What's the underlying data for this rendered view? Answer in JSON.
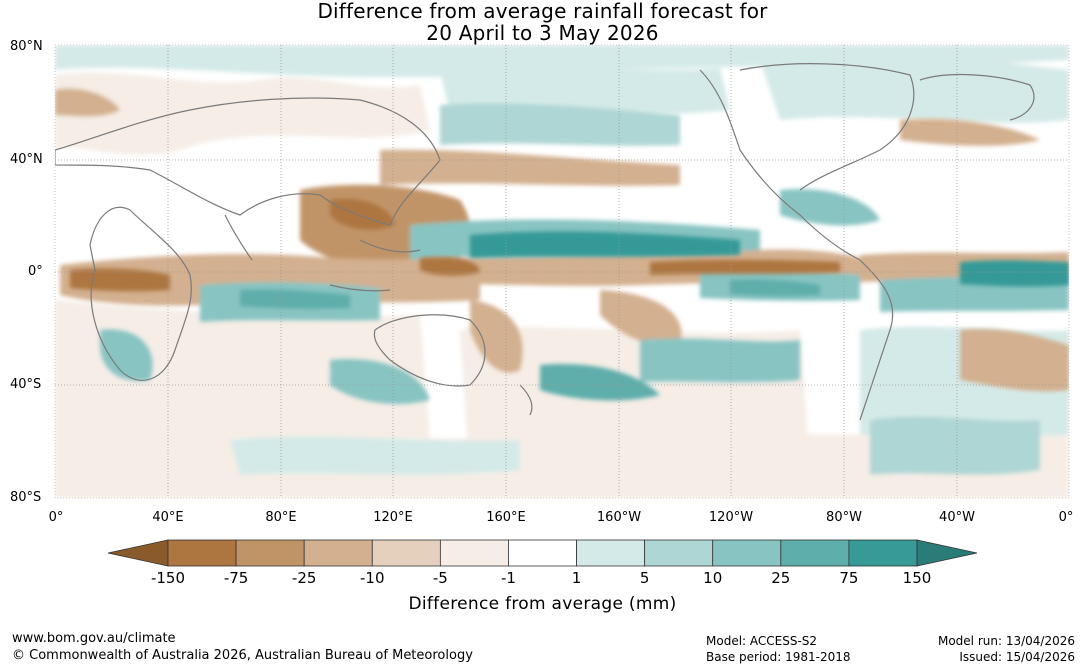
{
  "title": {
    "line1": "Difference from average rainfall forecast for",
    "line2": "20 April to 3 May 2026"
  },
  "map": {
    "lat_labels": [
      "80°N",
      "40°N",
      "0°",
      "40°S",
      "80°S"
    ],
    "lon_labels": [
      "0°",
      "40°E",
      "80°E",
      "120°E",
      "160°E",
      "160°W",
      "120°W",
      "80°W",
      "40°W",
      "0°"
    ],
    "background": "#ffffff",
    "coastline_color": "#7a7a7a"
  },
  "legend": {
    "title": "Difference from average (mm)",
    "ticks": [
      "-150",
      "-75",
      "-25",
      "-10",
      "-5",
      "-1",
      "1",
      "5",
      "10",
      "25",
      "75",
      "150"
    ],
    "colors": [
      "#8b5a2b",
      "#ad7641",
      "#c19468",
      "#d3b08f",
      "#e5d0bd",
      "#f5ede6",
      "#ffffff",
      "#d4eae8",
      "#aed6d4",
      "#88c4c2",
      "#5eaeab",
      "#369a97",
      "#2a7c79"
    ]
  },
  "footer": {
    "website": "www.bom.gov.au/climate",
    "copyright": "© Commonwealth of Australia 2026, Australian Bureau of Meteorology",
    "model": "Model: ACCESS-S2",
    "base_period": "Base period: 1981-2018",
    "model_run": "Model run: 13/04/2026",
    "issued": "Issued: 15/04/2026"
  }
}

================================

In the entries above, find every line with the word "Model" and list it.

**Answer to the task:**
    "model": "Model: ACCESS-S2",
    "model_run": "Model run: 13/04/2026",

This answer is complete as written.